» **What you need to do**
Pull out every line of the listing below where "Noble" appears.

» **Data entries**
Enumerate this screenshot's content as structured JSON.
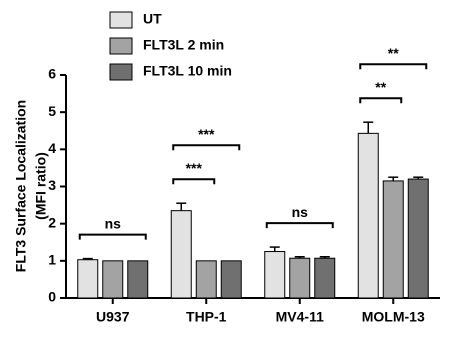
{
  "chart_data": {
    "type": "bar",
    "ylabel": [
      "FLT3 Surface Localization",
      "(MFI ratio)"
    ],
    "categories": [
      "U937",
      "THP-1",
      "MV4-11",
      "MOLM-13"
    ],
    "series": [
      {
        "name": "UT",
        "color": "#e2e2e2",
        "values": [
          1.03,
          2.35,
          1.25,
          4.43
        ],
        "errors": [
          0.03,
          0.2,
          0.12,
          0.3
        ]
      },
      {
        "name": "FLT3L 2 min",
        "color": "#a3a3a3",
        "values": [
          1.0,
          1.0,
          1.07,
          3.15
        ],
        "errors": [
          0,
          0,
          0.04,
          0.1
        ]
      },
      {
        "name": "FLT3L 10 min",
        "color": "#707070",
        "values": [
          1.0,
          1.0,
          1.07,
          3.2
        ],
        "errors": [
          0,
          0,
          0.04,
          0.05
        ]
      }
    ],
    "significance": [
      [
        {
          "text": "ns",
          "from": 0,
          "to": 2
        }
      ],
      [
        {
          "text": "***",
          "from": 0,
          "to": 1
        },
        {
          "text": "***",
          "from": 0,
          "to": 2
        }
      ],
      [
        {
          "text": "ns",
          "from": 0,
          "to": 2
        }
      ],
      [
        {
          "text": "**",
          "from": 0,
          "to": 1
        },
        {
          "text": "**",
          "from": 0,
          "to": 2
        }
      ]
    ],
    "ylim": [
      0,
      6
    ],
    "yticks": [
      0,
      1,
      2,
      3,
      4,
      5,
      6
    ]
  }
}
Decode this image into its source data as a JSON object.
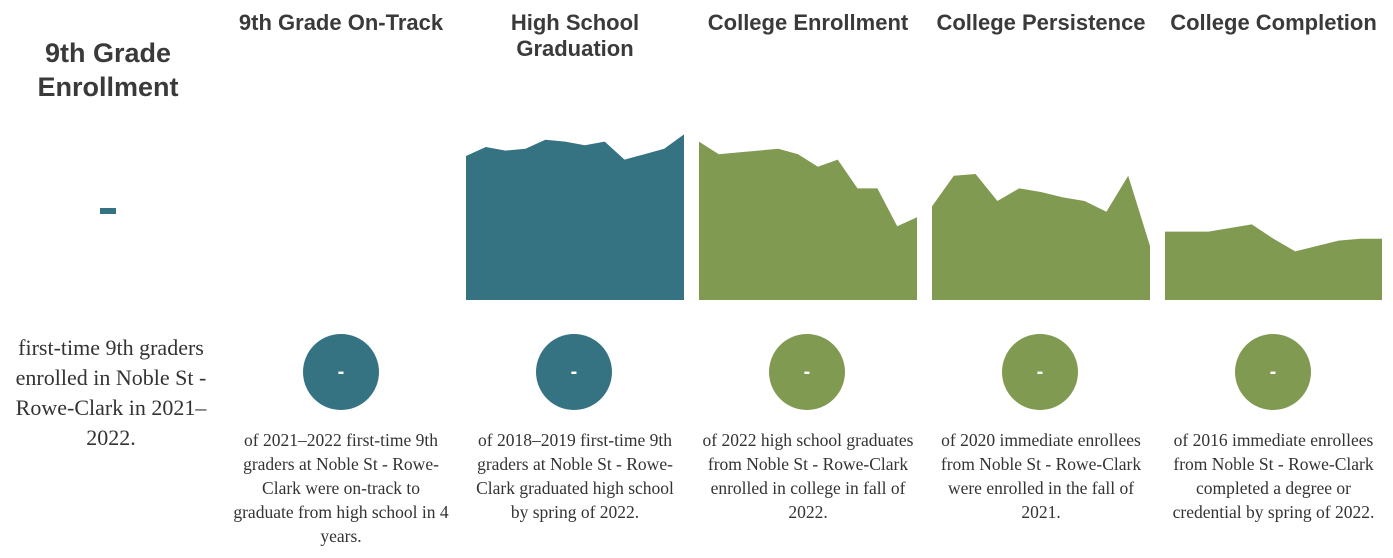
{
  "colors": {
    "teal": "#357383",
    "green": "#819a52"
  },
  "enrollment": {
    "title": "9th Grade Enrollment",
    "value": "-",
    "description": "first-time 9th graders enrolled in Noble St - Rowe-Clark in 2021–2022."
  },
  "metrics": [
    {
      "title": "9th Grade On-Track",
      "value": "-",
      "color": "#357383",
      "description": "of 2021–2022 first-time 9th graders at Noble St - Rowe-Clark were on-track to graduate from high school in 4 years."
    },
    {
      "title": "High School Graduation",
      "value": "-",
      "color": "#357383",
      "description": "of 2018–2019 first-time 9th graders at Noble St - Rowe-Clark graduated high school by spring of 2022."
    },
    {
      "title": "College Enrollment",
      "value": "-",
      "color": "#819a52",
      "description": "of 2022 high school graduates from Noble St - Rowe-Clark enrolled in college in fall of 2022."
    },
    {
      "title": "College Persistence",
      "value": "-",
      "color": "#819a52",
      "description": "of 2020 immediate enrollees from Noble St - Rowe-Clark were enrolled in the fall of 2021."
    },
    {
      "title": "College Completion",
      "value": "-",
      "color": "#819a52",
      "description": "of 2016 immediate enrollees from Noble St - Rowe-Clark completed a degree or credential by spring of 2022."
    }
  ],
  "chart_data": [
    {
      "type": "area",
      "metric": "High School Graduation",
      "values": [
        0.8,
        0.85,
        0.83,
        0.84,
        0.89,
        0.88,
        0.86,
        0.88,
        0.78,
        0.81,
        0.84,
        0.92
      ],
      "ylim": [
        0,
        1
      ]
    },
    {
      "type": "area",
      "metric": "College Enrollment",
      "values": [
        0.88,
        0.81,
        0.82,
        0.83,
        0.84,
        0.81,
        0.74,
        0.78,
        0.62,
        0.62,
        0.41,
        0.46
      ],
      "ylim": [
        0,
        1
      ]
    },
    {
      "type": "area",
      "metric": "College Persistence",
      "values": [
        0.52,
        0.69,
        0.7,
        0.55,
        0.62,
        0.6,
        0.57,
        0.55,
        0.49,
        0.69,
        0.3
      ],
      "ylim": [
        0,
        1
      ]
    },
    {
      "type": "area",
      "metric": "College Completion",
      "values": [
        0.38,
        0.38,
        0.38,
        0.4,
        0.42,
        0.34,
        0.27,
        0.3,
        0.33,
        0.34,
        0.34
      ],
      "ylim": [
        0,
        1
      ]
    }
  ]
}
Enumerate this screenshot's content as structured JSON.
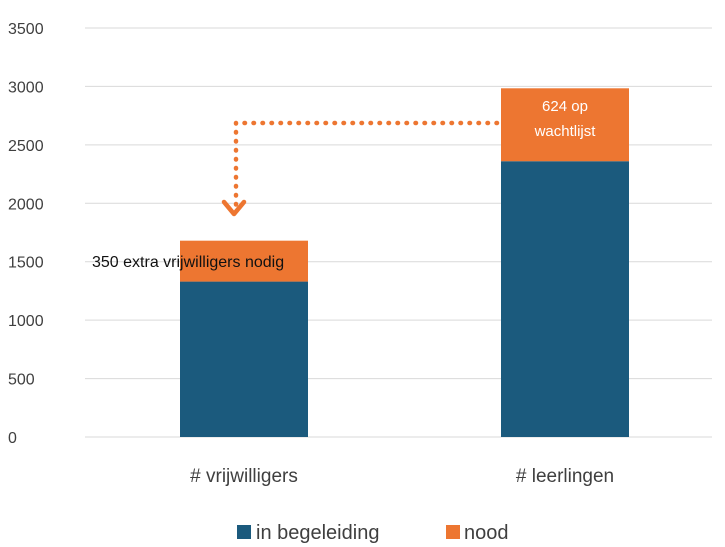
{
  "chart_data": {
    "type": "bar",
    "stacked": true,
    "categories": [
      "# vrijwilligers",
      "# leerlingen"
    ],
    "series": [
      {
        "name": "in begeleiding",
        "values": [
          1330,
          2360
        ],
        "color": "#1b5a7d"
      },
      {
        "name": "nood",
        "values": [
          350,
          624
        ],
        "color": "#ed7631"
      }
    ],
    "ylim": [
      0,
      3500
    ],
    "yticks": [
      0,
      500,
      1000,
      1500,
      2000,
      2500,
      3000,
      3500
    ],
    "grid": true,
    "legend_position": "bottom",
    "annotations": {
      "leerlingen_line1": "624 op",
      "leerlingen_line2": "wachtlijst",
      "vrijwilligers_label": "350 extra vrijwilligers nodig",
      "arrow_color": "#ed7631"
    }
  }
}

» **Finished exercise**
    "description": "first-time 9th graders enrolled in Noble St - Rowe-Clark in 2021–2022."
      "description": "of 2021–2022 first-time 9th graders at Noble St - Rowe-Clark were on-track to graduate from high school in 4 years."
      "description": "of 2018–2019 first-time 9th graders at Noble St - Rowe-Clark graduated high school by spring of 2022."
      "description": "of 2022 high school graduates from Noble St - Rowe-Clark enrolled in college in fall of 2022."
      "description": "of 2020 immediate enrollees from Noble St - Rowe-Clark were enrolled in the fall of 2021."
      "description": "of 2016 immediate enrollees from Noble St - Rowe-Clark completed a degree or credential by spring of 2022."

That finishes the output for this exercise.